>> START

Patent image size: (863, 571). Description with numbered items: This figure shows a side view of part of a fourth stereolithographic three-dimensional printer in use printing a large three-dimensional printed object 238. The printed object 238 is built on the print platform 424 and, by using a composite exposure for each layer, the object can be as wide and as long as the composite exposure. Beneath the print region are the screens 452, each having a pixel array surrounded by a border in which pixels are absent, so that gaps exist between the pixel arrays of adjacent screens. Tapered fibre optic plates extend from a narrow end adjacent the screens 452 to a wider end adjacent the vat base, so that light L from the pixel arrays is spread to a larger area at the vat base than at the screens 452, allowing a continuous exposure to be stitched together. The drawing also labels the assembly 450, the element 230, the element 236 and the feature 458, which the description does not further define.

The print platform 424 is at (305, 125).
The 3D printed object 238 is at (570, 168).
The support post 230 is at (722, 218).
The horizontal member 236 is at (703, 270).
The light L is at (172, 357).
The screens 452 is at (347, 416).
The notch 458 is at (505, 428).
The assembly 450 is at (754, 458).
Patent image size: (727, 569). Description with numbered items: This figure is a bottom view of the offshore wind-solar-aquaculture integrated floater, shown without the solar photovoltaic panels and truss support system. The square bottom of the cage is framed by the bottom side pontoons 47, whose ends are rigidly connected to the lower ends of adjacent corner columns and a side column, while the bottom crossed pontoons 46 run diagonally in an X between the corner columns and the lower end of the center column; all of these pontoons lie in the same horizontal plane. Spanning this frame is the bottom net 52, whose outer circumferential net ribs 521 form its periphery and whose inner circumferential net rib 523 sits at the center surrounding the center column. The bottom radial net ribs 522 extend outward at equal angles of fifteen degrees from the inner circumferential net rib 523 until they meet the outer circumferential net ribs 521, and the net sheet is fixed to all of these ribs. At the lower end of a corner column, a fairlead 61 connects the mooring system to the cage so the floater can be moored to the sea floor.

>> END

STATED PROBLEM: Copy every item above line for line, keeping each character unchanged.

ANSWER TO THE TASK:
Patent image size: (863, 571). Description with numbered items: This figure shows a side view of part of a fourth stereolithographic three-dimensional printer in use printing a large three-dimensional printed object 238. The printed object 238 is built on the print platform 424 and, by using a composite exposure for each layer, the object can be as wide and as long as the composite exposure. Beneath the print region are the screens 452, each having a pixel array surrounded by a border in which pixels are absent, so that gaps exist between the pixel arrays of adjacent screens. Tapered fibre optic plates extend from a narrow end adjacent the screens 452 to a wider end adjacent the vat base, so that light L from the pixel arrays is spread to a larger area at the vat base than at the screens 452, allowing a continuous exposure to be stitched together. The drawing also labels the assembly 450, the element 230, the element 236 and the feature 458, which the description does not further define.

The print platform 424 is at (305, 125).
The 3D printed object 238 is at (570, 168).
The support post 230 is at (722, 218).
The horizontal member 236 is at (703, 270).
The light L is at (172, 357).
The screens 452 is at (347, 416).
The notch 458 is at (505, 428).
The assembly 450 is at (754, 458).
Patent image size: (727, 569). Description with numbered items: This figure is a bottom view of the offshore wind-solar-aquaculture integrated floater, shown without the solar photovoltaic panels and truss support system. The square bottom of the cage is framed by the bottom side pontoons 47, whose ends are rigidly connected to the lower ends of adjacent corner columns and a side column, while the bottom crossed pontoons 46 run diagonally in an X between the corner columns and the lower end of the center column; all of these pontoons lie in the same horizontal plane. Spanning this frame is the bottom net 52, whose outer circumferential net ribs 521 form its periphery and whose inner circumferential net rib 523 sits at the center surrounding the center column. The bottom radial net ribs 522 extend outward at equal angles of fifteen degrees from the inner circumferential net rib 523 until they meet the outer circumferential net ribs 521, and the net sheet is fixed to all of these ribs. At the lower end of a corner column, a fairlead 61 connects the mooring system to the cage so the floater can be moored to the sea floor.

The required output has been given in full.